## To be done
Pull each line holding "vscode" out of the entries below.

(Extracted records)
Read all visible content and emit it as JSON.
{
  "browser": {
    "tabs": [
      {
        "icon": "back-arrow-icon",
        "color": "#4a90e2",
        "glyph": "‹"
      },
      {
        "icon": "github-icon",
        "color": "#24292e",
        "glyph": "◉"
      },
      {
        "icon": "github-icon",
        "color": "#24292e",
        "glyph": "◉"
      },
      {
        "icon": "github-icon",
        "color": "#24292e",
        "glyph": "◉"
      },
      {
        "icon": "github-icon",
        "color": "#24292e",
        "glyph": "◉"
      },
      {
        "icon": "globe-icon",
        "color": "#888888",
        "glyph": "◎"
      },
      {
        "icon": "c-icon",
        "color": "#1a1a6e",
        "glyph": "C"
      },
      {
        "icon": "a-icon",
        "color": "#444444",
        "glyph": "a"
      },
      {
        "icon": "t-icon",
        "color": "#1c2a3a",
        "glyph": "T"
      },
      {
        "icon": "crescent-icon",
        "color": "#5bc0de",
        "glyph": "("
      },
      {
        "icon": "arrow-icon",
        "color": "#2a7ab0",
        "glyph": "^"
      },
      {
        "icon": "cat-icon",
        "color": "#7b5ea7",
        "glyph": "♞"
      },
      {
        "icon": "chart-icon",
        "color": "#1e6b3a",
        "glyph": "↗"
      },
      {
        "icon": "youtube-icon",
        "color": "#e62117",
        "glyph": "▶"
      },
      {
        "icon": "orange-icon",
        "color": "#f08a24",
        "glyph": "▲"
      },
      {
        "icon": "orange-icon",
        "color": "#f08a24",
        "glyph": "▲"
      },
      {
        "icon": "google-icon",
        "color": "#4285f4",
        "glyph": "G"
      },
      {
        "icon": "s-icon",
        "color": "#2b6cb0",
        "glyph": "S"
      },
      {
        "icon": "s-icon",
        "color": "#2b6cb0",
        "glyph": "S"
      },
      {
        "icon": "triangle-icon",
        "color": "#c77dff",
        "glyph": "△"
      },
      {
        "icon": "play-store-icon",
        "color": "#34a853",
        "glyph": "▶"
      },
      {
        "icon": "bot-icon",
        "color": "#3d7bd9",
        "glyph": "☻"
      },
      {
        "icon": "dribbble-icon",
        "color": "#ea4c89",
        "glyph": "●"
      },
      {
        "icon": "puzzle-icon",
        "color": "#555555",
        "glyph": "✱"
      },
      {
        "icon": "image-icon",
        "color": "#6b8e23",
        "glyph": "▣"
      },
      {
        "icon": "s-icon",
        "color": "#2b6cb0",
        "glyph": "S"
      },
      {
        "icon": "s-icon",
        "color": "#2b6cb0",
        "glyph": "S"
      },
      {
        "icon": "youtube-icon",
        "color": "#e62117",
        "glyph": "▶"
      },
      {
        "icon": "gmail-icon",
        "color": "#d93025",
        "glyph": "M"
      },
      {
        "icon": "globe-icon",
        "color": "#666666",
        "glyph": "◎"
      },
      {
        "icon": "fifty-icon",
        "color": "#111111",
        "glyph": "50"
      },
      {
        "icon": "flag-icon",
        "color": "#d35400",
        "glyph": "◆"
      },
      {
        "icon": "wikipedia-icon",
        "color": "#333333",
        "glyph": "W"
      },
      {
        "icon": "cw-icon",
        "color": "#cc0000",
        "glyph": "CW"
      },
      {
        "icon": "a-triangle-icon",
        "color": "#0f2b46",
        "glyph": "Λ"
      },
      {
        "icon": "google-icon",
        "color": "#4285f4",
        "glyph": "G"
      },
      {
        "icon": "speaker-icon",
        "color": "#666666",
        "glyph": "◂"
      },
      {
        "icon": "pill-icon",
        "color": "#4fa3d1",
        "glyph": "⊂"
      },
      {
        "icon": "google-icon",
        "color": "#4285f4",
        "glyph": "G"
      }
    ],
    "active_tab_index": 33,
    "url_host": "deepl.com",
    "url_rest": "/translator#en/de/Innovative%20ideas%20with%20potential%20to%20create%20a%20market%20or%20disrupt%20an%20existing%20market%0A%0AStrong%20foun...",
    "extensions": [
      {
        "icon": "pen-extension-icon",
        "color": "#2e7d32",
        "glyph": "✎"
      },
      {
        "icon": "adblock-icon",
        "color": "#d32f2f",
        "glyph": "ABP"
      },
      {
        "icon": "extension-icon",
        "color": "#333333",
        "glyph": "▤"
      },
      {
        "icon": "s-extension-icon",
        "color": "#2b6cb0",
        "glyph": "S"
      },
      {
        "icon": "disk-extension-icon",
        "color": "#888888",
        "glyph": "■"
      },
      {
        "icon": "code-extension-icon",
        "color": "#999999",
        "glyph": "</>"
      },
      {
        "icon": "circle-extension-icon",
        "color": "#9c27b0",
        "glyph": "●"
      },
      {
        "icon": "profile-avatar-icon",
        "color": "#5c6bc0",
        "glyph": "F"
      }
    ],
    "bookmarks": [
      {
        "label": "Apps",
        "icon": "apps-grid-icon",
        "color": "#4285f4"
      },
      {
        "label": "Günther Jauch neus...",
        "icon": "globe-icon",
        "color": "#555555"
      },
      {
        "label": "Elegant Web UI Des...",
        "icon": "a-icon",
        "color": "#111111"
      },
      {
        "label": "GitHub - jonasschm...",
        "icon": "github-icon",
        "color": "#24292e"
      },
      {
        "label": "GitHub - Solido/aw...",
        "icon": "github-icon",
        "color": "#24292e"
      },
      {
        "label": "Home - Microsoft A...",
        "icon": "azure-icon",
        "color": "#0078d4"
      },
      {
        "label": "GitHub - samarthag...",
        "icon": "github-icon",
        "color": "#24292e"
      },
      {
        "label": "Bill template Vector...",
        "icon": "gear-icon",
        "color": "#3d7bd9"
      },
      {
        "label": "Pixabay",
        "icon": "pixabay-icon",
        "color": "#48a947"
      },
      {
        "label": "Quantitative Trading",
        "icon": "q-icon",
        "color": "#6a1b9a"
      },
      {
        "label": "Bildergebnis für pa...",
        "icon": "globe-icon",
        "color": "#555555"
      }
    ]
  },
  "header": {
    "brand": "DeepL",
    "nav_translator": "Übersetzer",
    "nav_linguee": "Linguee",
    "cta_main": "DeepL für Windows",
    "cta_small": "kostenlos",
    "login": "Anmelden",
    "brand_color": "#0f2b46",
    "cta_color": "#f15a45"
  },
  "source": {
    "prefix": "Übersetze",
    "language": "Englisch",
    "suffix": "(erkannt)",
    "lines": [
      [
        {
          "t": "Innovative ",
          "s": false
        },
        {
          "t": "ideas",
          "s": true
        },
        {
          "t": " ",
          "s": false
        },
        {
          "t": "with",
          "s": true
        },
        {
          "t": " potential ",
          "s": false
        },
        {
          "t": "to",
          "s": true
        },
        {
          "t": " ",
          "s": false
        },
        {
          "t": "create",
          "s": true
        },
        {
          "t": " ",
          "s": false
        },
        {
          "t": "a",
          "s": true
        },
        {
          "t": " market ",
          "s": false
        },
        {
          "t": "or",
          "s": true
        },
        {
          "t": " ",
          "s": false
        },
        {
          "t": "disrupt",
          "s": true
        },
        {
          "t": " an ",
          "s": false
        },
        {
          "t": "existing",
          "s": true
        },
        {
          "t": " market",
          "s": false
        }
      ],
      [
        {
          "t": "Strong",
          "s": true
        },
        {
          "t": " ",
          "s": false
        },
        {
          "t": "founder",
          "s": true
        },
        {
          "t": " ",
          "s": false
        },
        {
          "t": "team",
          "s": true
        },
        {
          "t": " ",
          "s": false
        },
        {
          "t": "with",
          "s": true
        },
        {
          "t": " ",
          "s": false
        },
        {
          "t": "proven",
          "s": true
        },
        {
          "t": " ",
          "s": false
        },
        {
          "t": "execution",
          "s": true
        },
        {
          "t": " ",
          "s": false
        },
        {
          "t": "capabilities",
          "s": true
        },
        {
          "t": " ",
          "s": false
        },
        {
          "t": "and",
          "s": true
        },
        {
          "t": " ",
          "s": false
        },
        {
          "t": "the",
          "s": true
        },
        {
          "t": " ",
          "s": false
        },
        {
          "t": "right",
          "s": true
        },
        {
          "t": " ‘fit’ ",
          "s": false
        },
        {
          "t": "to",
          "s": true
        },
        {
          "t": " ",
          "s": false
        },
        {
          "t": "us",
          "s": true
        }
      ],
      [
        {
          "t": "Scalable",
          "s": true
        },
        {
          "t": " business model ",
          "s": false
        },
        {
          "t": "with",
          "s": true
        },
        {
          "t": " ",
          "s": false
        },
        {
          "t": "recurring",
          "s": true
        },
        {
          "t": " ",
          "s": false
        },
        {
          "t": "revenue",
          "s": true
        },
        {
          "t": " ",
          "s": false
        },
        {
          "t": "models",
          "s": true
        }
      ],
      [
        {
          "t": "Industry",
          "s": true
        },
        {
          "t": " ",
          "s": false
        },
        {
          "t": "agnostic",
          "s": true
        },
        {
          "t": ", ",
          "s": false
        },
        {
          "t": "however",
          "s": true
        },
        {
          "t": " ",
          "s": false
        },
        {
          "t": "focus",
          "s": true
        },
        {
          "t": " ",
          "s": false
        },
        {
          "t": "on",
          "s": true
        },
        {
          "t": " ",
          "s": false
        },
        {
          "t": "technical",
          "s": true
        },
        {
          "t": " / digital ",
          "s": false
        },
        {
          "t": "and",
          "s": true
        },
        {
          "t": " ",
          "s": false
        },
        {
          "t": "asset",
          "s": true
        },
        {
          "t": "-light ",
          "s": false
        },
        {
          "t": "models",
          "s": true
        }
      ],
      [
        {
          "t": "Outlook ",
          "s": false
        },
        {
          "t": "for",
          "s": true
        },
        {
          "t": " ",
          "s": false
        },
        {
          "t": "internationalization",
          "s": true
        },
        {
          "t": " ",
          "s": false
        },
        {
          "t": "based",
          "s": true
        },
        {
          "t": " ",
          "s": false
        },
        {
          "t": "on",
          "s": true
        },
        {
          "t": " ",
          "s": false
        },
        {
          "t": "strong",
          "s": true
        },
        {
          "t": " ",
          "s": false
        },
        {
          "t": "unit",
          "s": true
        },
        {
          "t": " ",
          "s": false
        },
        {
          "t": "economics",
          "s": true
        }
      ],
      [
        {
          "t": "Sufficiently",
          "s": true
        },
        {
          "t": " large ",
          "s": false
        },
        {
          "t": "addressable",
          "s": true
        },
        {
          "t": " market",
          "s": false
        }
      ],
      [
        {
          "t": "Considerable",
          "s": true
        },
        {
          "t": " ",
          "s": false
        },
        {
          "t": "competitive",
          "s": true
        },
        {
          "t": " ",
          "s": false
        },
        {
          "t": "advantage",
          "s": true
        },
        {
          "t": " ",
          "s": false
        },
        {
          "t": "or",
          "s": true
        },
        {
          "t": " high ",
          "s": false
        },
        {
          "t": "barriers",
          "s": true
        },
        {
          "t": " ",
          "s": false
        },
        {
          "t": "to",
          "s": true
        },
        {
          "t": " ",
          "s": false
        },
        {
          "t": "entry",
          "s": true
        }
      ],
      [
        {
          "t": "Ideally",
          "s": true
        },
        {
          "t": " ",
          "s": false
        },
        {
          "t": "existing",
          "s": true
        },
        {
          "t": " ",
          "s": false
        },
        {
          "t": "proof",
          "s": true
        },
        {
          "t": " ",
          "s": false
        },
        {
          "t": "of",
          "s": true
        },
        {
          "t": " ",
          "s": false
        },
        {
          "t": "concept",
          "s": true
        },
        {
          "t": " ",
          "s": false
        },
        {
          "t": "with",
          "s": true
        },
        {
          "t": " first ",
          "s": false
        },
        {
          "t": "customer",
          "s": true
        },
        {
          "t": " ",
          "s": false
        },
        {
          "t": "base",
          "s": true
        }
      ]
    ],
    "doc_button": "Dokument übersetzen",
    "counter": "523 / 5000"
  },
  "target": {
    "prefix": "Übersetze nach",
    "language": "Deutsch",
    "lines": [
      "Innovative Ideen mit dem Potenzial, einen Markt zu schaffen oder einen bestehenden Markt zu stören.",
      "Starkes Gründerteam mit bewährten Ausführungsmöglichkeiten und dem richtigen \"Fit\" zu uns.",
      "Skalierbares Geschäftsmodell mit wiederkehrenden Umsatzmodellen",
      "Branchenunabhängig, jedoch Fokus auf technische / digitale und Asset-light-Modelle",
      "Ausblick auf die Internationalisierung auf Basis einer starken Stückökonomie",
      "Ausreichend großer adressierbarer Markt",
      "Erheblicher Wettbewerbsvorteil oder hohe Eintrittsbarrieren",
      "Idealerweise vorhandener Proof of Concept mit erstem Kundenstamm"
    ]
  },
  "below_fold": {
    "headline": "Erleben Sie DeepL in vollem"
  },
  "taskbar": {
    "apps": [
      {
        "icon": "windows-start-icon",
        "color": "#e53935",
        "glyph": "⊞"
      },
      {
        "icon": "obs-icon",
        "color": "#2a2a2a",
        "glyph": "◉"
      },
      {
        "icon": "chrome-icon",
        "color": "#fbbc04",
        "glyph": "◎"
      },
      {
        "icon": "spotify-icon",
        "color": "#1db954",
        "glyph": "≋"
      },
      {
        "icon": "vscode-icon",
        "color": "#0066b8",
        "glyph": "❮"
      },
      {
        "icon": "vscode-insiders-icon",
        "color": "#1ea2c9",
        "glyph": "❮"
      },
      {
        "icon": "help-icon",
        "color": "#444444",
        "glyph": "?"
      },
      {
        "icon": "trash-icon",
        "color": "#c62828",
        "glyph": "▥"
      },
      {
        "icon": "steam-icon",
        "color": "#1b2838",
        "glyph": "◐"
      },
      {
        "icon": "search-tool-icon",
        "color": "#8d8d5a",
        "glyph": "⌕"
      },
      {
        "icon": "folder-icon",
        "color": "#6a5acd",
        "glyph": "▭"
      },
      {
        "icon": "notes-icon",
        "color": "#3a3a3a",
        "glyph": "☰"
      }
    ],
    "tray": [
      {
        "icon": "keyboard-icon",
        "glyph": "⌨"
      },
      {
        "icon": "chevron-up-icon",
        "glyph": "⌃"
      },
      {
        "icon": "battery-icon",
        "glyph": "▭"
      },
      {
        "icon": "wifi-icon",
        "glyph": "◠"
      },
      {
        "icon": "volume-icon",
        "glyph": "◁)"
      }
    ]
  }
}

## Finished exercise
        "icon": "vscode-icon",
        "icon": "vscode-insiders-icon",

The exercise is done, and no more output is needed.